[Collected data]
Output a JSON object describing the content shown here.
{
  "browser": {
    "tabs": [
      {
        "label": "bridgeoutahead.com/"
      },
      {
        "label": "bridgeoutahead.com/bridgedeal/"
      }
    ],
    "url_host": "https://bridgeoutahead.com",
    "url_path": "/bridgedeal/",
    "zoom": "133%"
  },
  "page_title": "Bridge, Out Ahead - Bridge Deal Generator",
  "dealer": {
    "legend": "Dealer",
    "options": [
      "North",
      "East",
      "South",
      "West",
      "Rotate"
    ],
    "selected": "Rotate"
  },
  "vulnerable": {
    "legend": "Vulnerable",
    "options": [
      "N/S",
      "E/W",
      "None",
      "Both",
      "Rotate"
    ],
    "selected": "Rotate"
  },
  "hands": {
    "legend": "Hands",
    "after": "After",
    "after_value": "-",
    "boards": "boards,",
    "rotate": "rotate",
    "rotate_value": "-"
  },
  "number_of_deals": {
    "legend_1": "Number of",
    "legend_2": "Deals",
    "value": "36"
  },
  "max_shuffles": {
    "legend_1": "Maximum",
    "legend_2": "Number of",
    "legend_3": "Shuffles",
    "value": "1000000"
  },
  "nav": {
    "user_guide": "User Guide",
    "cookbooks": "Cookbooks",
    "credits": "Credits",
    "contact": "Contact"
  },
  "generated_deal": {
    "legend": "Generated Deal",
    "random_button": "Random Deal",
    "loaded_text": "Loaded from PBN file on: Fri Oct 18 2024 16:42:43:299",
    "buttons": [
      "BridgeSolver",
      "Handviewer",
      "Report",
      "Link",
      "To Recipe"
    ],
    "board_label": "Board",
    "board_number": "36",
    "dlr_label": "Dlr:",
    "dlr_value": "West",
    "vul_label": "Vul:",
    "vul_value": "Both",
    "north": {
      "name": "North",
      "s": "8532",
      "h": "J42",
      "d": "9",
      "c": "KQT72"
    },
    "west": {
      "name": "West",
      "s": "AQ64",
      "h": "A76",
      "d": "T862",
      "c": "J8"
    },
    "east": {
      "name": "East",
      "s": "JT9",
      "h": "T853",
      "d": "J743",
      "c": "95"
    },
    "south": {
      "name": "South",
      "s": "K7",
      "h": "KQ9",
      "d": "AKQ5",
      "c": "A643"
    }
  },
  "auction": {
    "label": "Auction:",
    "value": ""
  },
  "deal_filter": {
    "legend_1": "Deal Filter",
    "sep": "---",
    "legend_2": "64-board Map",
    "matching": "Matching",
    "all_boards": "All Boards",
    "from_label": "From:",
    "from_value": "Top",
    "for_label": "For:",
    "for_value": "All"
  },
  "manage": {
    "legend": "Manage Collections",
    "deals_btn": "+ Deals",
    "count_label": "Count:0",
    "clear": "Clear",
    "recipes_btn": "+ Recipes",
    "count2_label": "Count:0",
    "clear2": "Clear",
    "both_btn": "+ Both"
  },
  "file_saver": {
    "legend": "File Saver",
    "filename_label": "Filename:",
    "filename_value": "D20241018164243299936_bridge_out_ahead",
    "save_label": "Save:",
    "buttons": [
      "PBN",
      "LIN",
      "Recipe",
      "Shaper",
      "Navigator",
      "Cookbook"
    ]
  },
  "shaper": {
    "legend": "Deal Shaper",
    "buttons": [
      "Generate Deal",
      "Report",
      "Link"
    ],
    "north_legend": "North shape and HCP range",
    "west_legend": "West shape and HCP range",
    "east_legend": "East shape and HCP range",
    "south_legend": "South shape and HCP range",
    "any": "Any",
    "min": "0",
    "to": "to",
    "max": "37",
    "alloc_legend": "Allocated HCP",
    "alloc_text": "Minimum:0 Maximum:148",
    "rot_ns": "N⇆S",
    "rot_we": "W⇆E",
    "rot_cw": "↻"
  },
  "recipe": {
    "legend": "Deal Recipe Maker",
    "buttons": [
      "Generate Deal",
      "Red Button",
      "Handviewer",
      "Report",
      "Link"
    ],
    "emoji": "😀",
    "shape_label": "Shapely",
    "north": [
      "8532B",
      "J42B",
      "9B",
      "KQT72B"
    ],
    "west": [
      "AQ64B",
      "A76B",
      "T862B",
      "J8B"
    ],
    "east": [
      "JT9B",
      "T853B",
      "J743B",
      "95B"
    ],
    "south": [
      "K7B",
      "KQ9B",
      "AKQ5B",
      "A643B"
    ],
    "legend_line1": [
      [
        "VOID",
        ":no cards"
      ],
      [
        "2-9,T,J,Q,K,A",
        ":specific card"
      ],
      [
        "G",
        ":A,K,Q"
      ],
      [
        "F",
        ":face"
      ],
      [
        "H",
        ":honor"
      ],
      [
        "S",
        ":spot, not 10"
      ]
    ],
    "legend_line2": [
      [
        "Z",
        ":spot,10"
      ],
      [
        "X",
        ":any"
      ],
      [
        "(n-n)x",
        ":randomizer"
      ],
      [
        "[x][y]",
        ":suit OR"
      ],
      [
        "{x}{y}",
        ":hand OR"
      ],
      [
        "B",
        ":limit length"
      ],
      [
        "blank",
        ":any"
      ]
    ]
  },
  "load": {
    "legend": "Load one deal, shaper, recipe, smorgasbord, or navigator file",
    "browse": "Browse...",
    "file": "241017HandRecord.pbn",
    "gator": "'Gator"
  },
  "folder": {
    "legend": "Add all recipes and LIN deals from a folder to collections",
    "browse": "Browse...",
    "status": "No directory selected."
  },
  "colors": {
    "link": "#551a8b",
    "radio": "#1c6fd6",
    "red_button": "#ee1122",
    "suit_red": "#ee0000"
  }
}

■ **Exercise task**
A line counts if it holds the word "folder". How many lines of the entries count? Give the number only.

■ **Written solution**
2